(TASK REQUIREMENTS) Looking at the data below, count the lines that contain the string "text". Write only the total.

■ ■ ■ ■ ■ ■ ■

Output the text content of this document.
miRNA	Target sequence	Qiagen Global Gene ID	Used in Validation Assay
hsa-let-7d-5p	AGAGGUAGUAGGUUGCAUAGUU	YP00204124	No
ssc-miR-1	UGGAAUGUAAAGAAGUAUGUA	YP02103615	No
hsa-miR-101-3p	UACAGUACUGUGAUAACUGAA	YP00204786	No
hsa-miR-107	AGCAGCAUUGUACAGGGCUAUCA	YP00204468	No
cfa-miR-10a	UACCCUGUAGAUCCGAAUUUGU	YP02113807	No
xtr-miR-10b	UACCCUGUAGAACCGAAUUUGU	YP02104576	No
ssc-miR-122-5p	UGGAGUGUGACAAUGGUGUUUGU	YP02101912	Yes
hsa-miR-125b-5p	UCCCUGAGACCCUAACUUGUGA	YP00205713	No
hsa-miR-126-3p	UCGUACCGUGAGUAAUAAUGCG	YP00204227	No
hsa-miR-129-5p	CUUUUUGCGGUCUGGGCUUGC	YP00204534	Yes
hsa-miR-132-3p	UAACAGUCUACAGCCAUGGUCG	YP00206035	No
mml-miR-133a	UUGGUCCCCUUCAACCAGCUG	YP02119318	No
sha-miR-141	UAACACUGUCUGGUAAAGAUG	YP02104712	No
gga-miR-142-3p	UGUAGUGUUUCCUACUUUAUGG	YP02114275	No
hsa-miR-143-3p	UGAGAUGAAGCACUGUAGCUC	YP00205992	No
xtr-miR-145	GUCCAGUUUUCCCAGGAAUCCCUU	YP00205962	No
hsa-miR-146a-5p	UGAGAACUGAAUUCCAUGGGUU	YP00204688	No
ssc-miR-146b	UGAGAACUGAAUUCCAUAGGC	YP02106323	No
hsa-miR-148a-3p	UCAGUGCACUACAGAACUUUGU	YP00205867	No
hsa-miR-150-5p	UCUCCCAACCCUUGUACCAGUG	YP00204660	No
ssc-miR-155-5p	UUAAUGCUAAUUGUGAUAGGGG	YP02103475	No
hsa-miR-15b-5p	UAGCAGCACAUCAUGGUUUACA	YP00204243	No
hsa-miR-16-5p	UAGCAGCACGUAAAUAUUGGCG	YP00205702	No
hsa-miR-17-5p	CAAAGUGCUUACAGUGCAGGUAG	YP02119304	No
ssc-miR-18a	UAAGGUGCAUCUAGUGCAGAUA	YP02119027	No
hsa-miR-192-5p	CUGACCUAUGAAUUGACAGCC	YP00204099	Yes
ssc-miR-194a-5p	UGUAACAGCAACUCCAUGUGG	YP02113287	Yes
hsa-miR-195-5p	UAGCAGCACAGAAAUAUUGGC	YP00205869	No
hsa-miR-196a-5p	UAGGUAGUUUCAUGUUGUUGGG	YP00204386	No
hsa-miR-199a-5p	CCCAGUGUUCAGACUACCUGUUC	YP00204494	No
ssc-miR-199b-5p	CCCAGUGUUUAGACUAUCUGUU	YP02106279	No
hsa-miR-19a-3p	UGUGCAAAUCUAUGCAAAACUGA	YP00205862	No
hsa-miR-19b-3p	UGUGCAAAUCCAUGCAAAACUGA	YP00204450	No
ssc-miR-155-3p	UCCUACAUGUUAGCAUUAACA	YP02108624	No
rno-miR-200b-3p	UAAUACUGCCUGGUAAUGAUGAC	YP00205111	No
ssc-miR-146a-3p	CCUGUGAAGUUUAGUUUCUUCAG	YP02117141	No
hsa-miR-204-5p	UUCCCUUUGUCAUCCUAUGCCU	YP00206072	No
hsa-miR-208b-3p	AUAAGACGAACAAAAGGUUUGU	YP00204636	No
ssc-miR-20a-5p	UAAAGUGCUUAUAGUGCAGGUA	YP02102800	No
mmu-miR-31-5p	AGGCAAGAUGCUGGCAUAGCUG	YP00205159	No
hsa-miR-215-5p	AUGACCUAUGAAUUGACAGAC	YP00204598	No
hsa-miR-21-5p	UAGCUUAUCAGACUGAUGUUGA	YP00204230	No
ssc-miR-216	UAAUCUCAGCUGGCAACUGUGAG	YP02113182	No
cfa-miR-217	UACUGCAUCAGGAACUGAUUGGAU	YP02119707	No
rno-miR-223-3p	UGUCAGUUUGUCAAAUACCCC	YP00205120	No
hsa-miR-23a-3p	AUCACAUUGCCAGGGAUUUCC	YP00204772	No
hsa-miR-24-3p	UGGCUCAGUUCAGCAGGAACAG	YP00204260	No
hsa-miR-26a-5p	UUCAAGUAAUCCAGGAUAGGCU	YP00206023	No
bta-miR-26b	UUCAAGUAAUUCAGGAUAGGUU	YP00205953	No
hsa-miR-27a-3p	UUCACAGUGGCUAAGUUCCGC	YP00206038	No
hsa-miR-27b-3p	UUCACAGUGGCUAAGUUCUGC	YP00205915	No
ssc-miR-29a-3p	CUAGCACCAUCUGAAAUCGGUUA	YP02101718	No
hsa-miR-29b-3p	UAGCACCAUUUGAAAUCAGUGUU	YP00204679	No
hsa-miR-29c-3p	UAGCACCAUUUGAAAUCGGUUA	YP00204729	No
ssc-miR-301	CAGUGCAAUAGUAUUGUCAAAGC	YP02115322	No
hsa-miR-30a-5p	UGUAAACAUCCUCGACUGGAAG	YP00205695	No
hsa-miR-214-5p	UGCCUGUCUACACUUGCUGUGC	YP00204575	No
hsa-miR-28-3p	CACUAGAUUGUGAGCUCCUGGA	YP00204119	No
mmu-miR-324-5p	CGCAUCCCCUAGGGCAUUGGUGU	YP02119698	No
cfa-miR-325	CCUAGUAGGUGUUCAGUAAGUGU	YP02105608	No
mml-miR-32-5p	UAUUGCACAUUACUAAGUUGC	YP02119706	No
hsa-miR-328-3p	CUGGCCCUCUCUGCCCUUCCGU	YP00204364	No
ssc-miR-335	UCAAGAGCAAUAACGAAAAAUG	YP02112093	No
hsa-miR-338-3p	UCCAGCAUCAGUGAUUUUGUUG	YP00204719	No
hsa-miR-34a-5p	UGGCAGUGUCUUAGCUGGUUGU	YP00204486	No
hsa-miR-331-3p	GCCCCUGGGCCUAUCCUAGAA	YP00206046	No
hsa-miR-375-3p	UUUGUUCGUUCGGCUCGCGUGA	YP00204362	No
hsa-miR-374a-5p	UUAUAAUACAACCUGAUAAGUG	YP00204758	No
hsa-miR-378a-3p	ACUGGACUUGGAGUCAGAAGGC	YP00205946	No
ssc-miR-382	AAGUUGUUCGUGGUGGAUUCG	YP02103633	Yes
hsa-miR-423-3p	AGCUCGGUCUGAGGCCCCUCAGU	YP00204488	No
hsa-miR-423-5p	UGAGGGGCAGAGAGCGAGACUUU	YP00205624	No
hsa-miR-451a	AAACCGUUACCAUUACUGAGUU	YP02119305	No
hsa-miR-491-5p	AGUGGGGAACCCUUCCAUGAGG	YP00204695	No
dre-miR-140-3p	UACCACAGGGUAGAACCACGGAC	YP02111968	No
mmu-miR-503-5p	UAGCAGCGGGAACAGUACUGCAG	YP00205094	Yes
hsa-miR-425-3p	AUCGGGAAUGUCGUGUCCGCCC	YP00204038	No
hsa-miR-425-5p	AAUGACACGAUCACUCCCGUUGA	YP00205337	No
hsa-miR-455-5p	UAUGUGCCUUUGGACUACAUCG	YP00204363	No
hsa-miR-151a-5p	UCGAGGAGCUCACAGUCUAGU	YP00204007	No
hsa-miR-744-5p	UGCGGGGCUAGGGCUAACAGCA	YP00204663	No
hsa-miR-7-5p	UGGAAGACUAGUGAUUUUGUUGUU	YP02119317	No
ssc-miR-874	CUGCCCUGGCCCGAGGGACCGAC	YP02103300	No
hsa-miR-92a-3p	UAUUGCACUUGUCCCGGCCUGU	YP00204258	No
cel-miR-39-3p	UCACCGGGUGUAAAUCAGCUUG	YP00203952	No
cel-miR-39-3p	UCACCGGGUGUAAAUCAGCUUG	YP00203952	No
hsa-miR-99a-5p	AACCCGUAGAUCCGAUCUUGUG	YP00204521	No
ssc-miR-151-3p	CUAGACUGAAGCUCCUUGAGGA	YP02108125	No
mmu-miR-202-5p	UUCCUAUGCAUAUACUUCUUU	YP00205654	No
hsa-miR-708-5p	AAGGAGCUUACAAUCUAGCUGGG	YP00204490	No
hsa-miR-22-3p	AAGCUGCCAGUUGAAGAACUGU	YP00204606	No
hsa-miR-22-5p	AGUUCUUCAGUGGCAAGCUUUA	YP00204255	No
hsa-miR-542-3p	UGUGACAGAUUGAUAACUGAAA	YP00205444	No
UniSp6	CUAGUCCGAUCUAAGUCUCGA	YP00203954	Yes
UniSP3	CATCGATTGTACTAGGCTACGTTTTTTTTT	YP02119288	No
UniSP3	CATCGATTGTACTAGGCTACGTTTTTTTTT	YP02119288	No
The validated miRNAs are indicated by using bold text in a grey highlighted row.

■ ■ ■ ■ ■ ■ ■

(TASK SOLUTION) 2